Records provided »
● ● ● ●

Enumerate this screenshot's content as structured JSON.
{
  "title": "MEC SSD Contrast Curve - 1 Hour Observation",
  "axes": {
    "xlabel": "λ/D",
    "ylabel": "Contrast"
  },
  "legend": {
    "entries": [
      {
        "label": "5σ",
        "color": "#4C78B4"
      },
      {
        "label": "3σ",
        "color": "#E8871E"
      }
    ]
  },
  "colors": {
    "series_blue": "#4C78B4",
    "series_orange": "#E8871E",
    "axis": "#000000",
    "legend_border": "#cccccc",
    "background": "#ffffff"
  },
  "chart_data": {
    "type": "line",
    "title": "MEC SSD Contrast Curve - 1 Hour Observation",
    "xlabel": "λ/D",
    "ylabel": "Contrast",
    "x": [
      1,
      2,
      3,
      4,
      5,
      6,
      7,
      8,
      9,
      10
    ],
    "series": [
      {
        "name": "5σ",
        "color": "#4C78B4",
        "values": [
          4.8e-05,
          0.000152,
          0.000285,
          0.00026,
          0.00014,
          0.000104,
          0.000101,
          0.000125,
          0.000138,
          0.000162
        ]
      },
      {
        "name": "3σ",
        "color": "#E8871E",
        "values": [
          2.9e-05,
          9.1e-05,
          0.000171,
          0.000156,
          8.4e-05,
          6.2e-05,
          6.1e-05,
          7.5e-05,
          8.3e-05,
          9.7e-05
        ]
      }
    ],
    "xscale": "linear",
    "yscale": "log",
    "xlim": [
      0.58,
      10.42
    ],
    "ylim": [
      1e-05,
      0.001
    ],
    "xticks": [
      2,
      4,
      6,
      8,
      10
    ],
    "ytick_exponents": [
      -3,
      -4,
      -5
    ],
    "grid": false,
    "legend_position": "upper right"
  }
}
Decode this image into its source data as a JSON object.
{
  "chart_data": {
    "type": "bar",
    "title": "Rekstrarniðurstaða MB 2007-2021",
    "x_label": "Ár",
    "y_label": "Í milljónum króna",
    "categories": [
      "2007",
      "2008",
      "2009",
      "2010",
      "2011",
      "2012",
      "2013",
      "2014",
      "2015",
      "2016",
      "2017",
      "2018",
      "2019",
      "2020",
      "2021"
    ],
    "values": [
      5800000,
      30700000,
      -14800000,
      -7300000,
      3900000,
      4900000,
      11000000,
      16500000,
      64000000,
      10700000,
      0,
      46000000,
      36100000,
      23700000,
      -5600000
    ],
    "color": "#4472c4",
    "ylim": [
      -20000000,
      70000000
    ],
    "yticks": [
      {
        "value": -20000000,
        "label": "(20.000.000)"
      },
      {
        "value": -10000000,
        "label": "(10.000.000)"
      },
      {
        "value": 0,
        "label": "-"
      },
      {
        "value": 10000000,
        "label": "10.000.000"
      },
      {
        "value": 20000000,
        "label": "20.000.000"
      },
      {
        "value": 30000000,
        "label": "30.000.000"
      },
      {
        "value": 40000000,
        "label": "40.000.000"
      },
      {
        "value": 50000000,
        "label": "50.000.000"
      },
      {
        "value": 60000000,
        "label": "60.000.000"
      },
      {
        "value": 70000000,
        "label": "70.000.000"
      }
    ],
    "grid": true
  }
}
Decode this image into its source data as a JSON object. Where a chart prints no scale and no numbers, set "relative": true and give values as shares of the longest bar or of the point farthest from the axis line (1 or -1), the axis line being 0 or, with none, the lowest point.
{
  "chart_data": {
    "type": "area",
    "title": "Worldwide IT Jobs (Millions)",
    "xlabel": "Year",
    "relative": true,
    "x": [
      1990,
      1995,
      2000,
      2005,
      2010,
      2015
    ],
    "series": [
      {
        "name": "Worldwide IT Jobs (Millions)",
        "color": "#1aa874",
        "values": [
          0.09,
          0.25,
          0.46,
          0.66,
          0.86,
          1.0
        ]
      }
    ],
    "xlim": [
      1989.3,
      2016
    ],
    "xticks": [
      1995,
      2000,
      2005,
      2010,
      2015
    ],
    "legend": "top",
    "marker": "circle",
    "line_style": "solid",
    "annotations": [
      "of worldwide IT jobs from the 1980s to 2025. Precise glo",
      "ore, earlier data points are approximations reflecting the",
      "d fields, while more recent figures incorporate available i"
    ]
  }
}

● ● ● ●

Your task » Count the lines in the entries above that include the string "this", then give only that figure.

Full response » 3